- Stored rows
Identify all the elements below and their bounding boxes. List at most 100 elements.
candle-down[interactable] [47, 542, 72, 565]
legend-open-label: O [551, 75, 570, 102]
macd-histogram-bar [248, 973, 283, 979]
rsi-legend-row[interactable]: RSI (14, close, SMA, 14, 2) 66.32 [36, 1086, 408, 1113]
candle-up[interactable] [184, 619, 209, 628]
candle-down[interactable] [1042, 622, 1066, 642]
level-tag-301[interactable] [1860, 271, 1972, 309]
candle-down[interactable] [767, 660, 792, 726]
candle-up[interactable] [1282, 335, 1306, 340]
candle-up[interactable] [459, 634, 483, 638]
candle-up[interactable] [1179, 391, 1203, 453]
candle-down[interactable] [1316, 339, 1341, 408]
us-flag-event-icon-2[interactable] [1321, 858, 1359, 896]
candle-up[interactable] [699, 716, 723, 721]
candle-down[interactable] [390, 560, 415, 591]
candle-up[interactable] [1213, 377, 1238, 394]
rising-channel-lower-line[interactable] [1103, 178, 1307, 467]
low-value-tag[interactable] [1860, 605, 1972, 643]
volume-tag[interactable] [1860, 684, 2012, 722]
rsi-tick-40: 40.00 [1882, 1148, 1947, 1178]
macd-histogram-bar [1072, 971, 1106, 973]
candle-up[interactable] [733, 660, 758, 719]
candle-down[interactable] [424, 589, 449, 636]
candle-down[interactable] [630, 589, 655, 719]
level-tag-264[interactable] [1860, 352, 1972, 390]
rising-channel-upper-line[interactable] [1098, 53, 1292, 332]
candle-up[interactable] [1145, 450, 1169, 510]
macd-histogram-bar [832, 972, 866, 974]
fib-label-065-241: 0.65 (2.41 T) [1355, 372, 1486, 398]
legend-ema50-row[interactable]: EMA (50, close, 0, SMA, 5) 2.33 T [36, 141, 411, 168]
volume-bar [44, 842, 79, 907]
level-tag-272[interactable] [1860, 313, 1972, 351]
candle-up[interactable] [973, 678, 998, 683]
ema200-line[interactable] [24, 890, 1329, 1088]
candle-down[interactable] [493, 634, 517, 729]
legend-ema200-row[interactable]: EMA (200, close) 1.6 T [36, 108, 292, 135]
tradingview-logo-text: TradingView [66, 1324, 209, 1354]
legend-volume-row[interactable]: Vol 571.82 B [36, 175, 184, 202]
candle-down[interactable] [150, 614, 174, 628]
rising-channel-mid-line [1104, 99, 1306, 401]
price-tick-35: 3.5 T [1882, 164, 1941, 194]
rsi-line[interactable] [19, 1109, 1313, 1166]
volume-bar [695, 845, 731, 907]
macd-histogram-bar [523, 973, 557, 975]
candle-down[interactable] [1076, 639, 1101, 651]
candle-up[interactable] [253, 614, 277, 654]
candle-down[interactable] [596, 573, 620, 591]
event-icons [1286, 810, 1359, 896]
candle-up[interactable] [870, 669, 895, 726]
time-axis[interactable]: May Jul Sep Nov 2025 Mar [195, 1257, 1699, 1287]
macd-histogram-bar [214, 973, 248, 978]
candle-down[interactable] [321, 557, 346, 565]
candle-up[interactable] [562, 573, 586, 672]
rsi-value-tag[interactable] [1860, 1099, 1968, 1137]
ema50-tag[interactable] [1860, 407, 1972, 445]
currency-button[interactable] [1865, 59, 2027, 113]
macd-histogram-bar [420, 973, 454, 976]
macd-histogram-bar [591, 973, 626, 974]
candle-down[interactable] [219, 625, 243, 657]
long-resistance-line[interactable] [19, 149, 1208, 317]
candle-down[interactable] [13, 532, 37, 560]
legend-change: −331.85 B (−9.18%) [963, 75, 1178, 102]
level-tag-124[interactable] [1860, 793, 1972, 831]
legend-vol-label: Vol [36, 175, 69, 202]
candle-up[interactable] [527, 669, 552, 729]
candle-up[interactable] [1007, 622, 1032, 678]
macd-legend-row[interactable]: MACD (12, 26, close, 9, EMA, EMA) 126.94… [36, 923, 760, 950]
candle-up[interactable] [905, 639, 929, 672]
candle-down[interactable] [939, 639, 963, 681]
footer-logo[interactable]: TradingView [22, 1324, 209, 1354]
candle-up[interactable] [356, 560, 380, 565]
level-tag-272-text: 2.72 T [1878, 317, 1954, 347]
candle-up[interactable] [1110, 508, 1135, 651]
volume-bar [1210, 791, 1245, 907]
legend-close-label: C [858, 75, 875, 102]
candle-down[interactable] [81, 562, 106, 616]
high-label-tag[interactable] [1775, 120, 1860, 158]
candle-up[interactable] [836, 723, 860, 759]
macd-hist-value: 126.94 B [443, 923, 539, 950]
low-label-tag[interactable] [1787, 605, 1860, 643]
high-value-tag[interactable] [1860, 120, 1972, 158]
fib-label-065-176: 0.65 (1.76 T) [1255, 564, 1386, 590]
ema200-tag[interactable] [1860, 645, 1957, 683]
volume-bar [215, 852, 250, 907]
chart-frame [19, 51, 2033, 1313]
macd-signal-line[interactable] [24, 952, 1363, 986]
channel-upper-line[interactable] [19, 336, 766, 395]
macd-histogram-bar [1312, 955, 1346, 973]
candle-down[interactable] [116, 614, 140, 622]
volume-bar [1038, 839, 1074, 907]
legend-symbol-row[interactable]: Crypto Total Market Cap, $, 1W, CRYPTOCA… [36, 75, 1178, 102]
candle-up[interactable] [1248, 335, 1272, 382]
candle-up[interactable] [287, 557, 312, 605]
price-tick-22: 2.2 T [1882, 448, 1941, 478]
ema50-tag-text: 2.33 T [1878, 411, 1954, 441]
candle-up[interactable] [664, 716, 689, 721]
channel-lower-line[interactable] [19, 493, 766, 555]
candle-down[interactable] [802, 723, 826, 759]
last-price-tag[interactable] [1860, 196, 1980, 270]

- Aim of the exercise
Copy out every line of the records above without altering a single character.

- Solution to this task
Identify all the elements below and their bounding boxes. List at most 100 elements.
candle-down[interactable] [47, 542, 72, 565]
legend-open-label: O [551, 75, 570, 102]
macd-histogram-bar [248, 973, 283, 979]
rsi-legend-row[interactable]: RSI (14, close, SMA, 14, 2) 66.32 [36, 1086, 408, 1113]
candle-up[interactable] [184, 619, 209, 628]
candle-down[interactable] [1042, 622, 1066, 642]
level-tag-301[interactable] [1860, 271, 1972, 309]
candle-down[interactable] [767, 660, 792, 726]
candle-up[interactable] [1282, 335, 1306, 340]
candle-up[interactable] [459, 634, 483, 638]
candle-up[interactable] [1179, 391, 1203, 453]
candle-down[interactable] [1316, 339, 1341, 408]
us-flag-event-icon-2[interactable] [1321, 858, 1359, 896]
candle-up[interactable] [699, 716, 723, 721]
candle-down[interactable] [390, 560, 415, 591]
candle-up[interactable] [1213, 377, 1238, 394]
rising-channel-lower-line[interactable] [1103, 178, 1307, 467]
low-value-tag[interactable] [1860, 605, 1972, 643]
volume-tag[interactable] [1860, 684, 2012, 722]
rsi-tick-40: 40.00 [1882, 1148, 1947, 1178]
macd-histogram-bar [1072, 971, 1106, 973]
candle-up[interactable] [733, 660, 758, 719]
candle-down[interactable] [424, 589, 449, 636]
candle-down[interactable] [630, 589, 655, 719]
level-tag-264[interactable] [1860, 352, 1972, 390]
rising-channel-upper-line[interactable] [1098, 53, 1292, 332]
candle-up[interactable] [1145, 450, 1169, 510]
macd-histogram-bar [832, 972, 866, 974]
fib-label-065-241: 0.65 (2.41 T) [1355, 372, 1486, 398]
legend-ema50-row[interactable]: EMA (50, close, 0, SMA, 5) 2.33 T [36, 141, 411, 168]
volume-bar [44, 842, 79, 907]
level-tag-272[interactable] [1860, 313, 1972, 351]
candle-up[interactable] [973, 678, 998, 683]
ema200-line[interactable] [24, 890, 1329, 1088]
candle-down[interactable] [493, 634, 517, 729]
legend-ema200-row[interactable]: EMA (200, close) 1.6 T [36, 108, 292, 135]
tradingview-logo-text: TradingView [66, 1324, 209, 1354]
legend-volume-row[interactable]: Vol 571.82 B [36, 175, 184, 202]
candle-down[interactable] [150, 614, 174, 628]
rising-channel-mid-line [1104, 99, 1306, 401]
price-tick-35: 3.5 T [1882, 164, 1941, 194]
rsi-line[interactable] [19, 1109, 1313, 1166]
volume-bar [695, 845, 731, 907]
macd-histogram-bar [523, 973, 557, 975]
candle-down[interactable] [1076, 639, 1101, 651]
candle-up[interactable] [253, 614, 277, 654]
candle-down[interactable] [596, 573, 620, 591]
event-icons [1286, 810, 1359, 896]
candle-up[interactable] [870, 669, 895, 726]
time-axis[interactable]: May Jul Sep Nov 2025 Mar [195, 1257, 1699, 1287]
macd-histogram-bar [214, 973, 248, 978]
candle-down[interactable] [321, 557, 346, 565]
candle-up[interactable] [562, 573, 586, 672]
rsi-value-tag[interactable] [1860, 1099, 1968, 1137]
ema50-tag[interactable] [1860, 407, 1972, 445]
currency-button[interactable] [1865, 59, 2027, 113]
macd-histogram-bar [420, 973, 454, 976]
macd-histogram-bar [591, 973, 626, 974]
candle-down[interactable] [219, 625, 243, 657]
long-resistance-line[interactable] [19, 149, 1208, 317]
candle-down[interactable] [13, 532, 37, 560]
legend-change: −331.85 B (−9.18%) [963, 75, 1178, 102]
level-tag-124[interactable] [1860, 793, 1972, 831]
legend-vol-label: Vol [36, 175, 69, 202]
candle-up[interactable] [527, 669, 552, 729]
candle-up[interactable] [1007, 622, 1032, 678]
macd-legend-row[interactable]: MACD (12, 26, close, 9, EMA, EMA) 126.94… [36, 923, 760, 950]
candle-up[interactable] [905, 639, 929, 672]
candle-down[interactable] [939, 639, 963, 681]
footer-logo[interactable]: TradingView [22, 1324, 209, 1354]
candle-up[interactable] [356, 560, 380, 565]
level-tag-272-text: 2.72 T [1878, 317, 1954, 347]
candle-up[interactable] [1110, 508, 1135, 651]
volume-bar [1210, 791, 1245, 907]
legend-close-label: C [858, 75, 875, 102]
candle-down[interactable] [81, 562, 106, 616]
high-label-tag[interactable] [1775, 120, 1860, 158]
candle-up[interactable] [836, 723, 860, 759]
macd-hist-value: 126.94 B [443, 923, 539, 950]
low-label-tag[interactable] [1787, 605, 1860, 643]
high-value-tag[interactable] [1860, 120, 1972, 158]
fib-label-065-176: 0.65 (1.76 T) [1255, 564, 1386, 590]
ema200-tag[interactable] [1860, 645, 1957, 683]
volume-bar [215, 852, 250, 907]
chart-frame [19, 51, 2033, 1313]
macd-signal-line[interactable] [24, 952, 1363, 986]
channel-upper-line[interactable] [19, 336, 766, 395]
macd-histogram-bar [1312, 955, 1346, 973]
candle-down[interactable] [116, 614, 140, 622]
volume-bar [1038, 839, 1074, 907]
legend-symbol-row[interactable]: Crypto Total Market Cap, $, 1W, CRYPTOCA… [36, 75, 1178, 102]
candle-up[interactable] [1248, 335, 1272, 382]
candle-up[interactable] [287, 557, 312, 605]
price-tick-22: 2.2 T [1882, 448, 1941, 478]
ema50-tag-text: 2.33 T [1878, 411, 1954, 441]
candle-up[interactable] [664, 716, 689, 721]
channel-lower-line[interactable] [19, 493, 766, 555]
candle-down[interactable] [802, 723, 826, 759]
last-price-tag[interactable] [1860, 196, 1980, 270]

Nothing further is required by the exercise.